» **Problem to solve**
Please transcribe the listing below in full and word for word, without its pictures.

» **Records for this exercise**
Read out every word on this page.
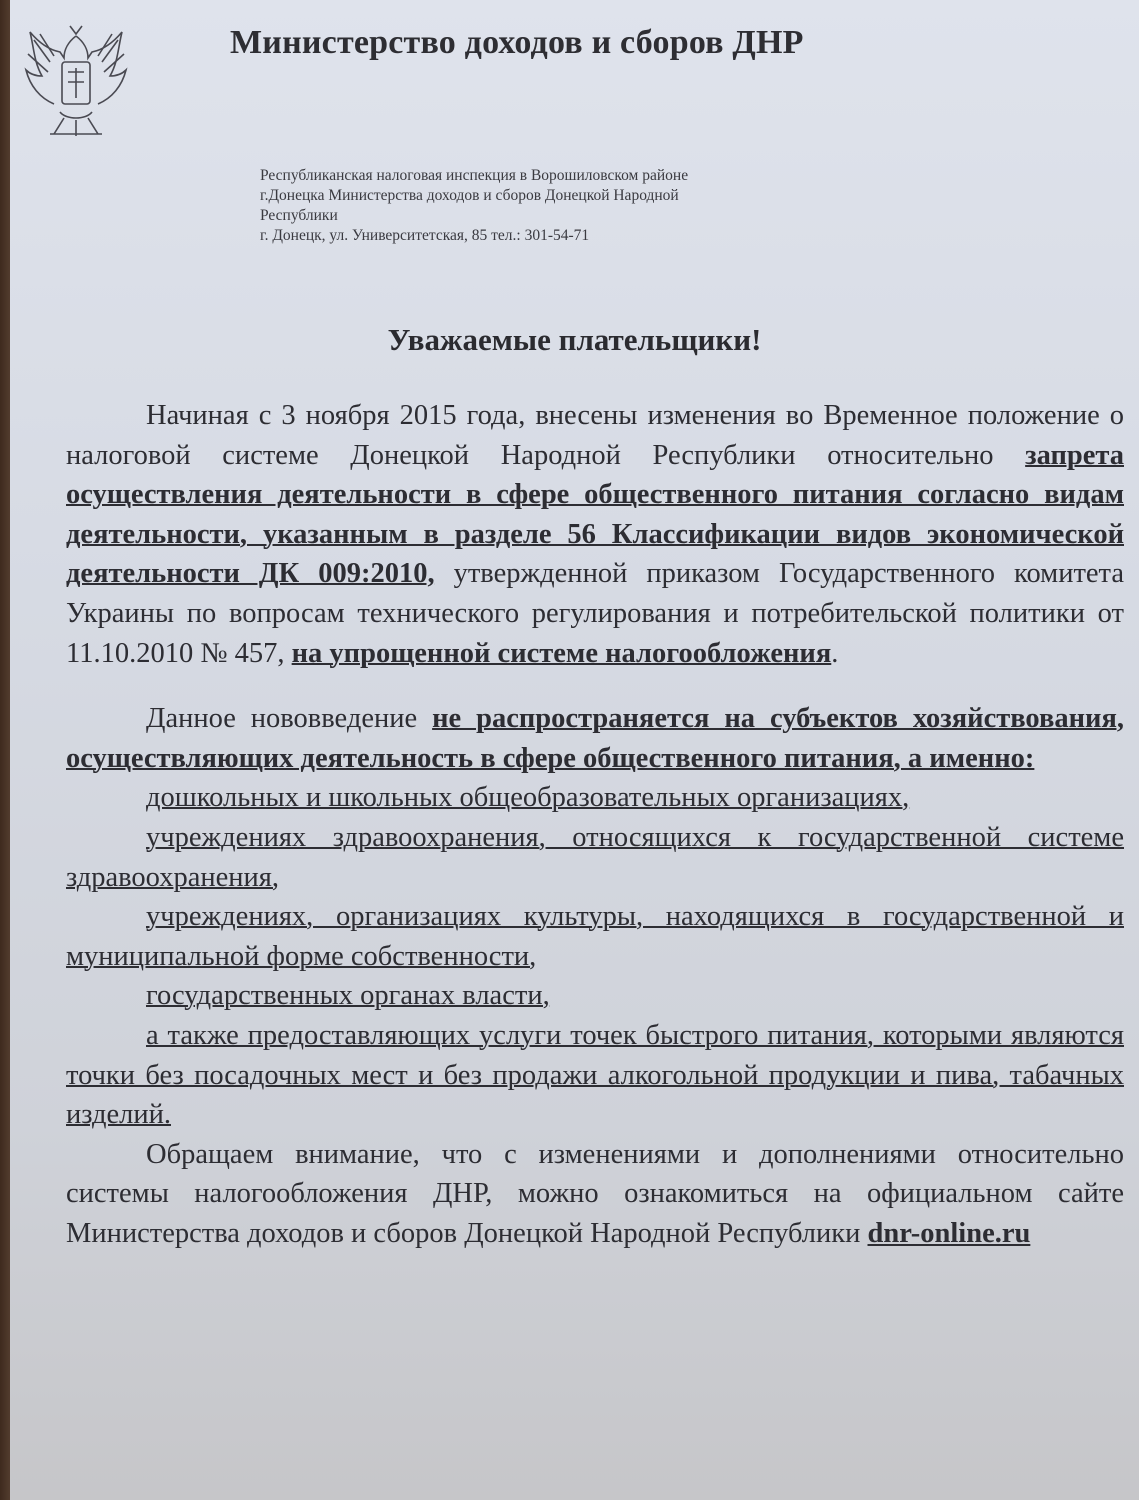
Министерство доходов и сборов ДНР
Республиканская налоговая инспекция в Ворошиловском районе
г.Донецка Министерства доходов и сборов Донецкой Народной
Республики
г. Донецк, ул. Университетская, 85 тел.: 301-54-71
Уважаемые плательщики!

Начиная с 3 ноября 2015 года, внесены изменения во Временное положение о налоговой системе Донецкой Народной Республики относительно запрета осуществления деятельности в сфере общественного питания согласно видам деятельности, указанным в разделе 56 Классификации видов экономической деятельности ДК 009:2010, утвержденной приказом Государственного комитета Украины по вопросам технического регулирования и потребительской политики от 11.10.2010 № 457, на упрощенной системе налогообложения.

Данное нововведение не распространяется на субъектов хозяйствования, осуществляющих деятельность в сфере общественного питания, а именно:

дошкольных и школьных общеобразовательных организациях,

учреждениях здравоохранения, относящихся к государственной системе здравоохранения,

учреждениях, организациях культуры, находящихся в государственной и муниципальной форме собственности,

государственных органах власти,

а также предоставляющих услуги точек быстрого питания, которыми являются точки без посадочных мест и без продажи алкогольной продукции и пива, табачных изделий.

Обращаем внимание, что с изменениями и дополнениями относительно системы налогообложения ДНР, можно ознакомиться на официальном сайте Министерства доходов и сборов Донецкой Народной Республики dnr-online.ru
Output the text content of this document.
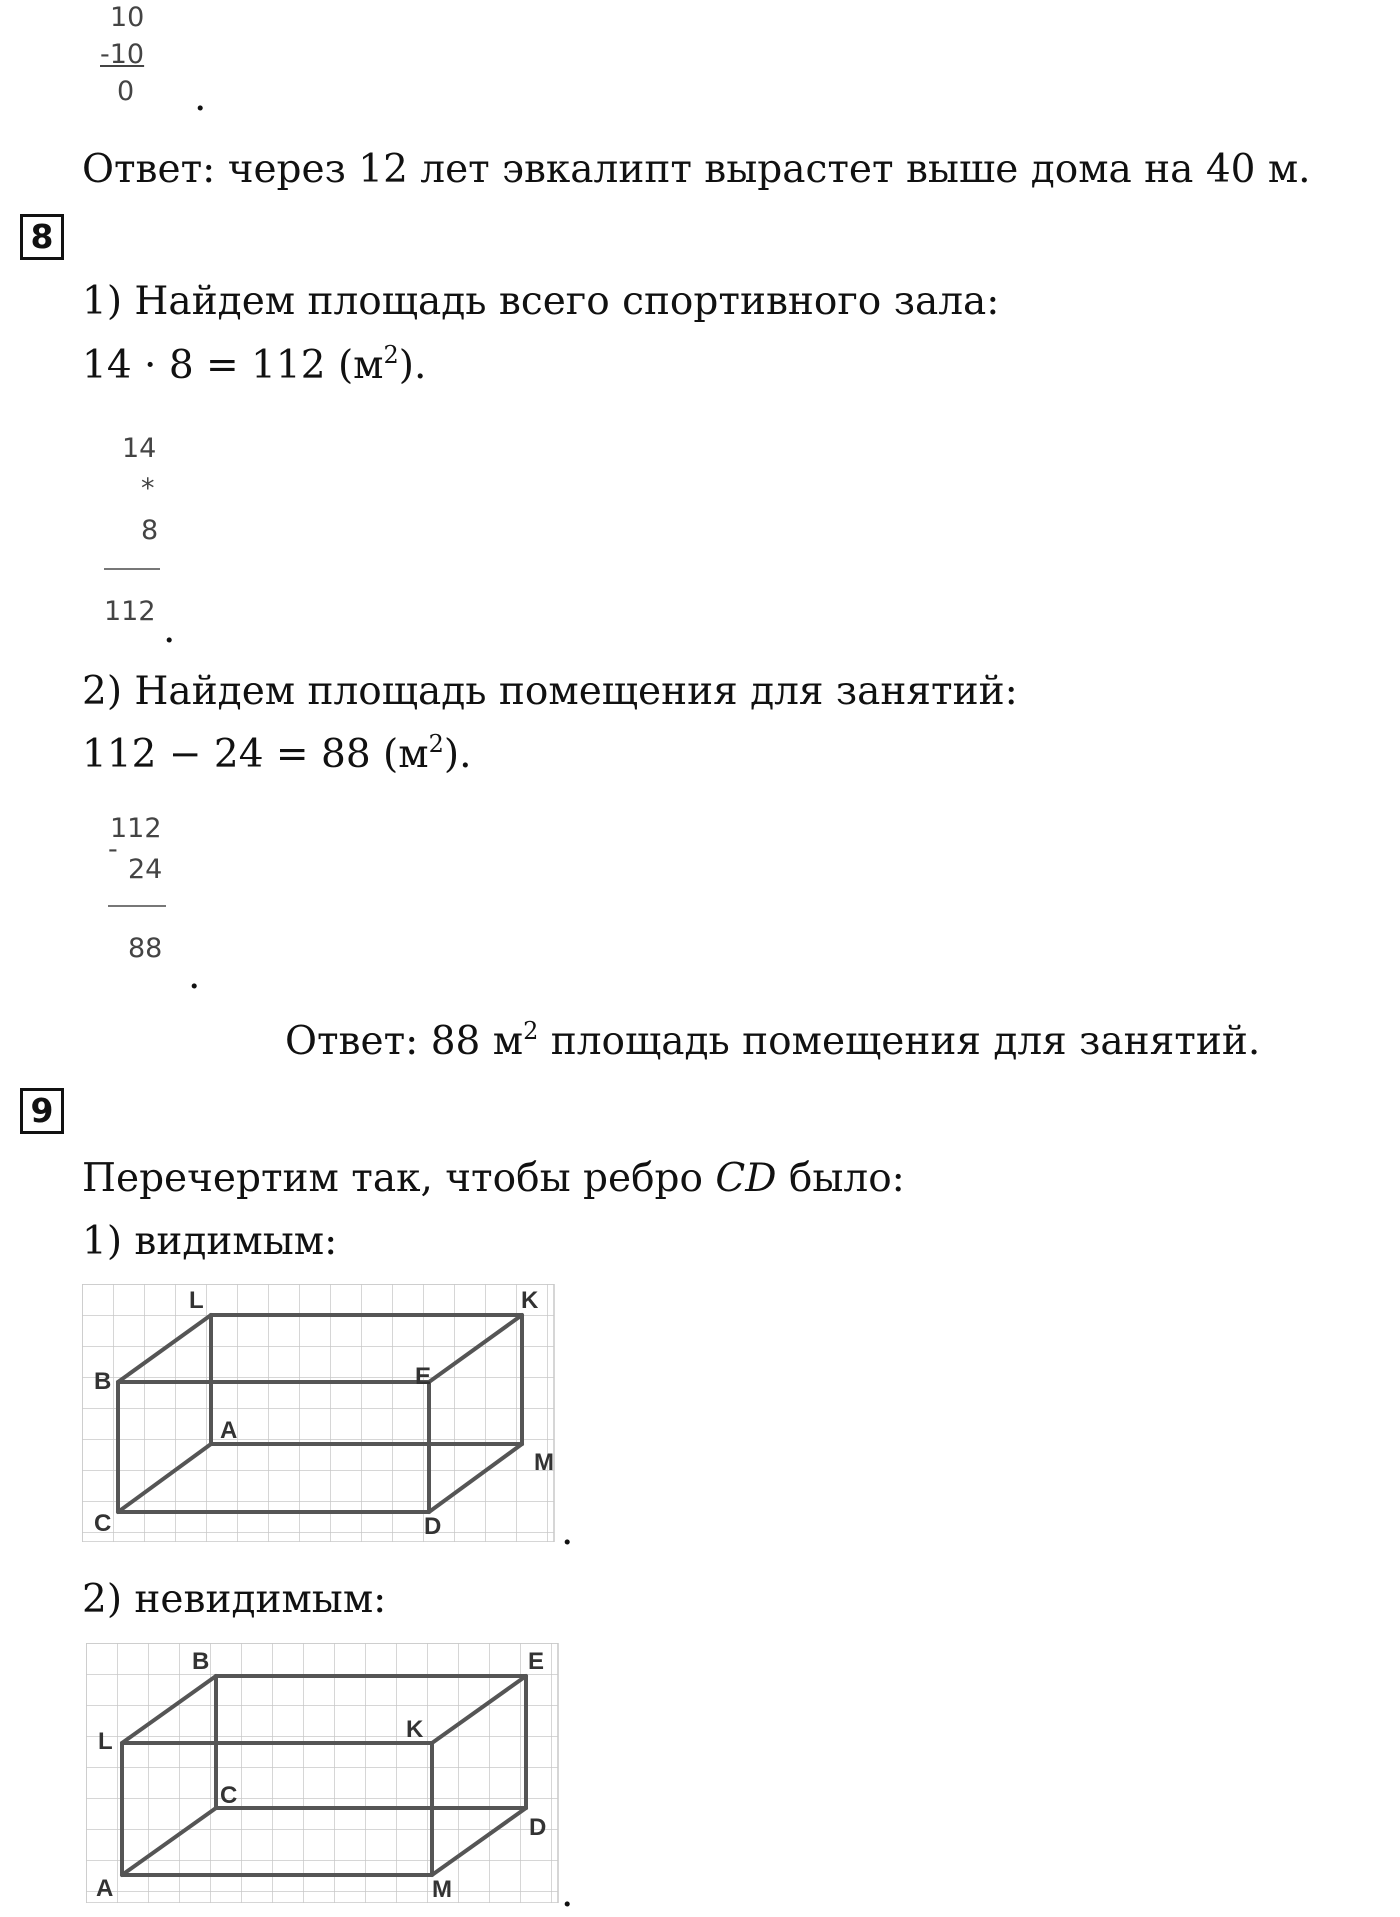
10
-10
0 .
Ответ: через 12 лет эвкалипт вырастет выше дома на 40 м.
8
1) Найдем площадь всего спортивного зала:
14 · 8 = 112 $(м^2)$.
14
*
8
112 .
2) Найдем площадь помещения для занятий:
112 − 24 = 88 $(м^2)$.
112
-
24
88
.
Ответ: 88 $м^2$ площадь помещения для занятий.
9
Перечертим так, чтобы ребро CD было:
1) видимым:
L	K
B	E
A
M
C	D	.
2) невидимым:
B	E
L	K
C
D
A	M	.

» **Solution to this exercise**
Read out every word on this page.
Министерство доходов и сборов ДНР
Республиканская налоговая инспекция в Ворошиловском районе
г.Донецка Министерства доходов и сборов Донецкой Народной
Республики
г. Донецк, ул. Университетская, 85 тел.: 301-54-71
Уважаемые плательщики!

Начиная с 3 ноября 2015 года, внесены изменения во Временное положение о налоговой системе Донецкой Народной Республики относительно запрета осуществления деятельности в сфере общественного питания согласно видам деятельности, указанным в разделе 56 Классификации видов экономической деятельности ДК 009:2010, утвержденной приказом Государственного комитета Украины по вопросам технического регулирования и потребительской политики от 11.10.2010 № 457, на упрощенной системе налогообложения.

Данное нововведение не распространяется на субъектов хозяйствования, осуществляющих деятельность в сфере общественного питания, а именно:

дошкольных и школьных общеобразовательных организациях,

учреждениях здравоохранения, относящихся к государственной системе здравоохранения,

учреждениях, организациях культуры, находящихся в государственной и муниципальной форме собственности,

государственных органах власти,

а также предоставляющих услуги точек быстрого питания, которыми являются точки без посадочных мест и без продажи алкогольной продукции и пива, табачных изделий.

Обращаем внимание, что с изменениями и дополнениями относительно системы налогообложения ДНР, можно ознакомиться на официальном сайте Министерства доходов и сборов Донецкой Народной Республики dnr-online.ru
Output the text content of this document.
10
-10
0 .
Ответ: через 12 лет эвкалипт вырастет выше дома на 40 м.
8
1) Найдем площадь всего спортивного зала:
14 · 8 = 112 $(м^2)$.
14
*
8
112 .
2) Найдем площадь помещения для занятий:
112 − 24 = 88 $(м^2)$.
112
-
24
88
.
Ответ: 88 $м^2$ площадь помещения для занятий.
9
Перечертим так, чтобы ребро CD было:
1) видимым:
L	K
B	E
A
M
C	D	.
2) невидимым:
B	E
L	K
C
D
A	M	.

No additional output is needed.